* INSTRUCTIONS TO FOLLOW: From the listing below, extract each entry exactly as written, minus the images.

* TASK INPUTS:
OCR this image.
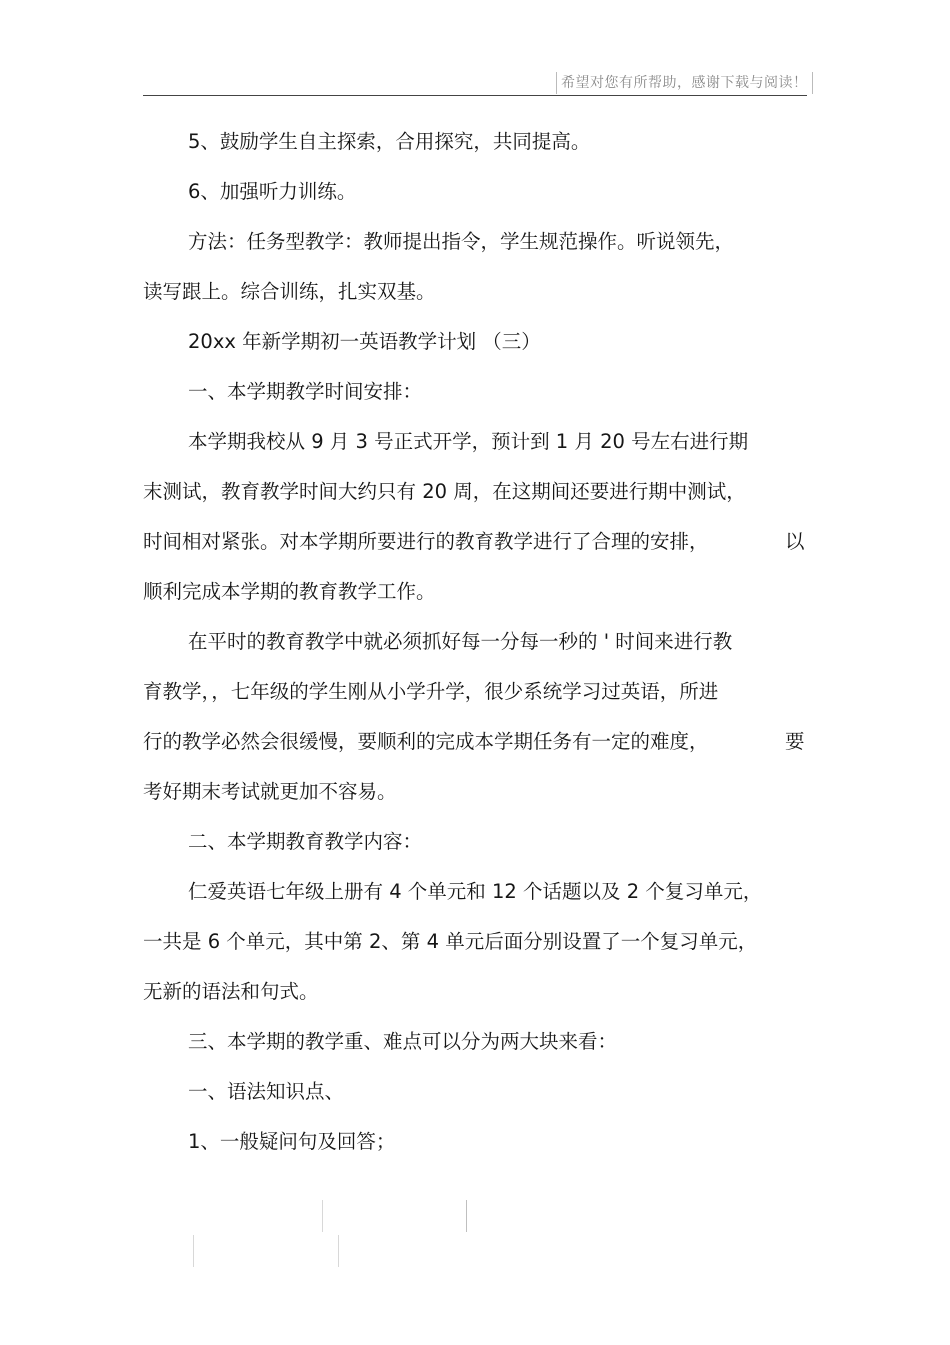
希望对您有所帮助，感谢下载与阅读！
5、鼓励学生自主探索，合用探究，共同提高。
6、加强听力训练。
方法：任务型教学：教师提出指令，学生规范操作。听说领先，
读写跟上。综合训练，扎实双基。
20xx 年新学期初一英语教学计划 （三）
一、本学期教学时间安排：
本学期我校从 9 月 3 号正式开学，预计到 1 月 20 号左右进行期
末测试，教育教学时间大约只有 20 周，在这期间还要进行期中测试，
时间相对紧张。对本学期所要进行的教育教学进行了合理的安排，	以
顺利完成本学期的教育教学工作。
在平时的教育教学中就必须抓好每一分每一秒的 ' 时间来进行教
育教学，，七年级的学生刚从小学升学，很少系统学习过英语，所进
行的教学必然会很缓慢，要顺利的完成本学期任务有一定的难度，	要
考好期末考试就更加不容易。
二、本学期教育教学内容：
仁爱英语七年级上册有 4 个单元和 12 个话题以及 2 个复习单元，
一共是 6 个单元，其中第 2、第 4 单元后面分别设置了一个复习单元，
无新的语法和句式。
三、本学期的教学重、难点可以分为两大块来看：
一、语法知识点、
1、一般疑问句及回答；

* EXERCISE ANSWER:
OCR this image.
希望对您有所帮助，感谢下载与阅读！
5、鼓励学生自主探索，合用探究，共同提高。
6、加强听力训练。
方法：任务型教学：教师提出指令，学生规范操作。听说领先，
读写跟上。综合训练，扎实双基。
20xx 年新学期初一英语教学计划 （三）
一、本学期教学时间安排：
本学期我校从 9 月 3 号正式开学，预计到 1 月 20 号左右进行期
末测试，教育教学时间大约只有 20 周，在这期间还要进行期中测试，
时间相对紧张。对本学期所要进行的教育教学进行了合理的安排，	以
顺利完成本学期的教育教学工作。
在平时的教育教学中就必须抓好每一分每一秒的 ' 时间来进行教
育教学，，七年级的学生刚从小学升学，很少系统学习过英语，所进
行的教学必然会很缓慢，要顺利的完成本学期任务有一定的难度，	要
考好期末考试就更加不容易。
二、本学期教育教学内容：
仁爱英语七年级上册有 4 个单元和 12 个话题以及 2 个复习单元，
一共是 6 个单元，其中第 2、第 4 单元后面分别设置了一个复习单元，
无新的语法和句式。
三、本学期的教学重、难点可以分为两大块来看：
一、语法知识点、
1、一般疑问句及回答；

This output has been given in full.